--- begin PROVIDED DATA ---

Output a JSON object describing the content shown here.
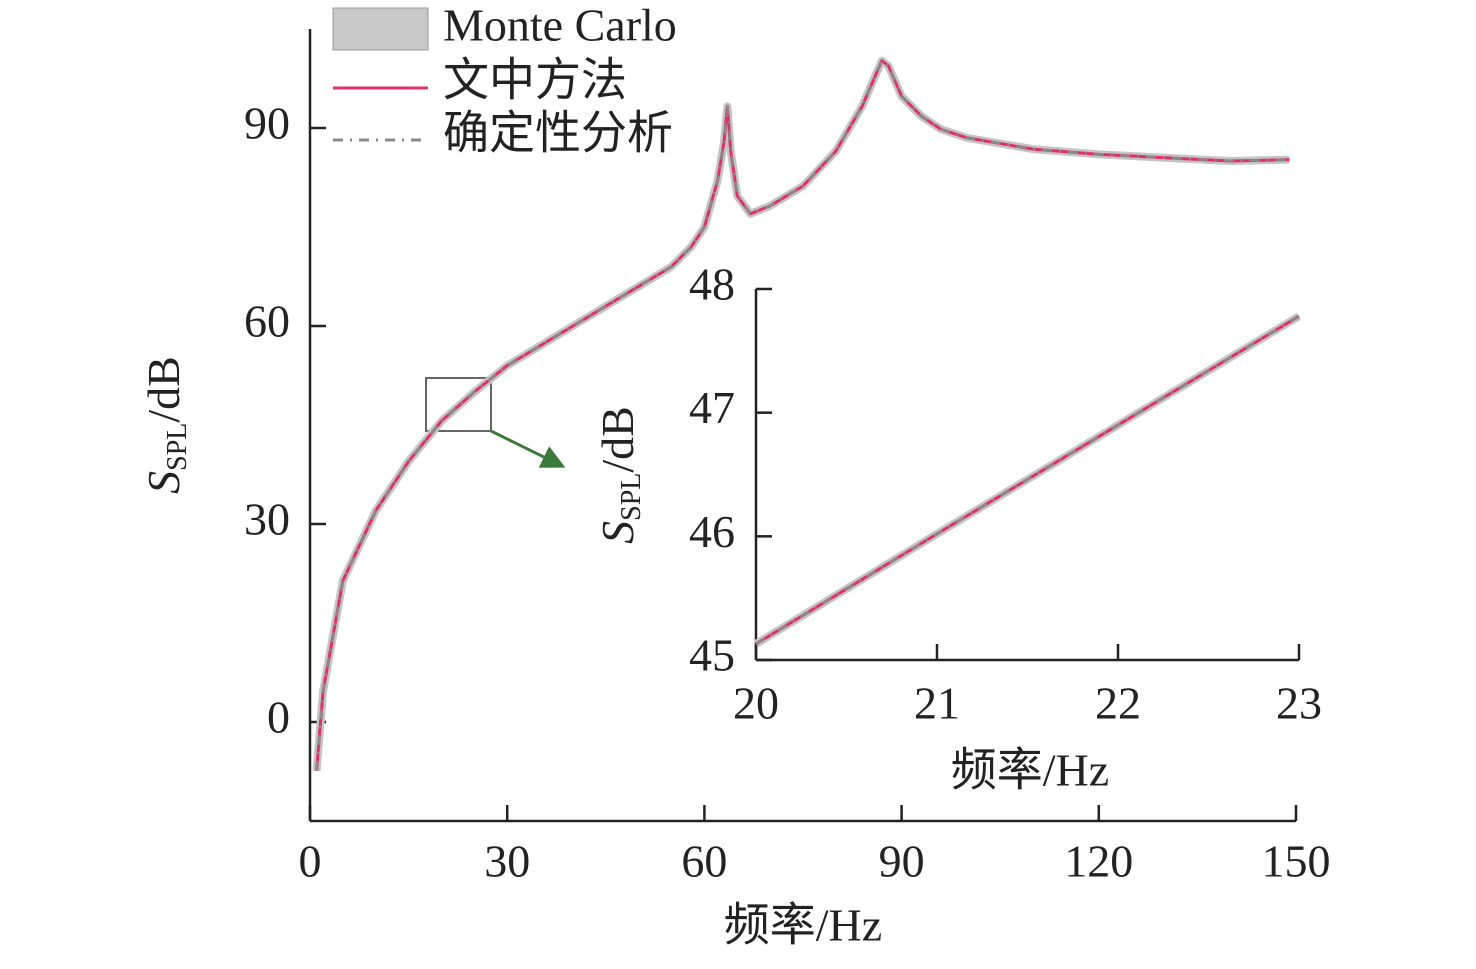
{
  "chart_data": [
    {
      "type": "line",
      "xlabel": "频率/Hz",
      "ylabel": [
        "S",
        "SPL",
        "/dB"
      ],
      "xlim": [
        0,
        150
      ],
      "ylim": [
        -15,
        105
      ],
      "xticks": [
        0,
        30,
        60,
        90,
        120,
        150
      ],
      "yticks": [
        0,
        30,
        60,
        90
      ],
      "x": [
        1,
        2,
        5,
        10,
        15,
        20,
        25,
        30,
        40,
        50,
        55,
        58,
        60,
        62,
        63,
        63.5,
        64,
        65,
        67,
        70,
        75,
        80,
        84,
        86,
        87,
        88,
        90,
        93,
        96,
        100,
        110,
        120,
        130,
        140,
        149
      ],
      "series": [
        {
          "name": "Monte Carlo",
          "color": "#c4c4c4",
          "style": "band",
          "values": [
            -7.4,
            4.7,
            21.4,
            32,
            39.5,
            45.6,
            50,
            54,
            60,
            66,
            69,
            72,
            75,
            82,
            88,
            93.3,
            86.5,
            79.7,
            77,
            78.2,
            81.2,
            86.5,
            93.3,
            97.9,
            100.2,
            99.4,
            94.8,
            91.8,
            89.8,
            88.5,
            86.8,
            86,
            85.5,
            85,
            85.2
          ]
        },
        {
          "name": "文中方法",
          "color": "#e0306a",
          "style": "solid",
          "values": [
            -7.4,
            4.7,
            21.4,
            32,
            39.5,
            45.6,
            50,
            54,
            60,
            66,
            69,
            72,
            75,
            82,
            88,
            93.3,
            86.5,
            79.7,
            77,
            78.2,
            81.2,
            86.5,
            93.3,
            97.9,
            100.2,
            99.4,
            94.8,
            91.8,
            89.8,
            88.5,
            86.8,
            86,
            85.5,
            85,
            85.2
          ]
        },
        {
          "name": "确定性分析",
          "color": "#8a8a8a",
          "style": "dashdot",
          "values": [
            -7.4,
            4.7,
            21.4,
            32,
            39.5,
            45.6,
            50,
            54,
            60,
            66,
            69,
            72,
            75,
            82,
            88,
            93.3,
            86.5,
            79.7,
            77,
            78.2,
            81.2,
            86.5,
            93.3,
            97.9,
            100.2,
            99.4,
            94.8,
            91.8,
            89.8,
            88.5,
            86.8,
            86,
            85.5,
            85,
            85.2
          ]
        }
      ]
    },
    {
      "type": "line",
      "xlabel": "频率/Hz",
      "ylabel": [
        "S",
        "SPL",
        "/dB"
      ],
      "xlim": [
        20,
        23
      ],
      "ylim": [
        45,
        48
      ],
      "xticks": [
        20,
        21,
        22,
        23
      ],
      "yticks": [
        45,
        46,
        47,
        48
      ],
      "x": [
        20,
        21,
        22,
        23
      ],
      "series": [
        {
          "color": "#c4c4c4",
          "style": "band",
          "values": [
            45.13,
            46.02,
            46.9,
            47.78
          ]
        },
        {
          "color": "#e0306a",
          "style": "solid",
          "values": [
            45.13,
            46.02,
            46.9,
            47.78
          ]
        },
        {
          "color": "#8a8a8a",
          "style": "dashdot",
          "values": [
            45.13,
            46.02,
            46.9,
            47.78
          ]
        }
      ]
    }
  ]
}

--- end PROVIDED DATA ---

BRIEF ▸
Give only the number of lines in the data that hold the string "name".

WORKED SOLUTION ▸
3